Instructions for the task:
Pull out each line of the records holding the string "bằng".
--------------------
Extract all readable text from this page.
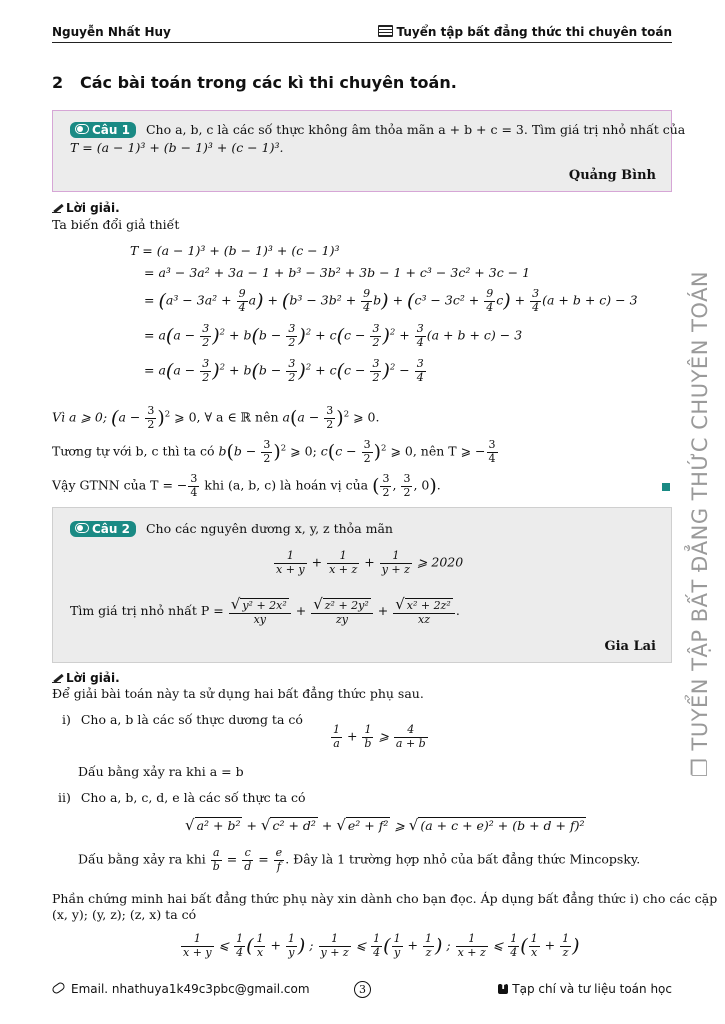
Nguyễn Nhất Huy	Tuyển tập bất đẳng thức thi chuyên toán
2 Các bài toán trong các kì thi chuyên toán.
Câu 1 Cho a, b, c là các số thực không âm thỏa mãn a + b + c = 3. Tìm giá trị nhỏ nhất của
T = (a − 1)³ + (b − 1)³ + (c − 1)³.
Quảng Bình
Lời giải.
Ta biến đổi giả thiết
T = (a − 1)³ + (b − 1)³ + (c − 1)³
= a³ − 3a² + 3a − 1 + b³ − 3b² + 3b − 1 + c³ − 3c² + 3c − 1
= $(a^3 - 3a^2 + \frac{9}{4} a) + (b^3 - 3b^2 + \frac{9}{4} b) + (c^3 - 3c^2 + \frac{9}{4} c) + \frac{3}{4} (a + b + c) - 3$
= $a(a - \frac{3}{2} )^2 + b(b - \frac{3}{2} )^2 + c(c - \frac{3}{2} )^2 + \frac{3}{4} (a + b + c) - 3$
= $a(a - \frac{3}{2} )^2 + b(b - \frac{3}{2} )^2 + c(c - \frac{3}{2} )^2 - \frac{3}{4}$
Vì a ⩾ 0; $(a - \frac{3}{2} )^2$ ⩾ 0, ∀ a ∈ ℝ nên $a(a - \frac{3}{2} )^2$ ⩾ 0.
Tương tự với b, c thì ta có $b(b - \frac{3}{2} )^2$ ⩾ 0; $c(c - \frac{3}{2} )^2$ ⩾ 0, nên T ⩾ − $\frac{3}{4}$
Vậy GTNN của T = − $\frac{3}{4}$ khi (a, b, c) là hoán vị của ( $\frac{3}{2}$ , $\frac{3}{2}$ , 0).
Câu 2 Cho các nguyên dương x, y, z thỏa mãn
$\frac{1}{x + y} + \frac{1}{x + z} + \frac{1}{y + z}$ ⩾ 2020
Tìm giá trị nhỏ nhất $P = \frac{\text{√ y² + 2x²}}{xy} + \frac{\text{√ z² + 2y²}}{zy} + \frac{\text{√ x² + 2z²}}{xz}$ .
Gia Lai
Lời giải.
Để giải bài toán này ta sử dụng hai bất đẳng thức phụ sau.
i) Cho a, b là các số thực dương ta có
$\frac{1}{a} + \frac{1}{b}$ ⩾ $\frac{4}{a + b}$
Dấu bằng xảy ra khi a = b
ii) Cho a, b, c, d, e là các số thực ta có
√ a² + b² + √ c² + d² + √ e² + f² ⩾ √ (a + c + e)² + (b + d + f)²
Dấu bằng xảy ra khi $\frac{a}{b} = \frac{c}{d} = \frac{e}{f}$ . Đây là 1 trường hợp nhỏ của bất đẳng thức Mincopsky.
Phần chứng minh hai bất đẳng thức phụ này xin dành cho bạn đọc. Áp dụng bất đẳng thức i) cho các cặp
(x, y); (y, z); (z, x) ta có
$\frac{1}{x + y}$ ⩽ $\frac{1}{4}$ ( $\frac{1}{x} + \frac{1}{y}$ ) ; $\frac{1}{y + z}$ ⩽ $\frac{1}{4}$ ( $\frac{1}{y} + \frac{1}{z}$ ) ; $\frac{1}{x + z}$ ⩽ $\frac{1}{4}$ ( $\frac{1}{x} + \frac{1}{z}$ )
❐ TUYỂN TẬP BẤT ĐẲNG THỨC CHUYÊN TOÁN
Email. nhathuya1k49c3pbc@gmail.com	3
f	Tạp chí và tư liệu toán học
--------------------
Solution for this exercise:
Dấu bằng xảy ra khi a = b
Dấu bằng xảy ra khi $\frac{a}{b} = \frac{c}{d} = \frac{e}{f}$ . Đây là 1 trường hợp nhỏ của bất đẳng thức Mincopsky.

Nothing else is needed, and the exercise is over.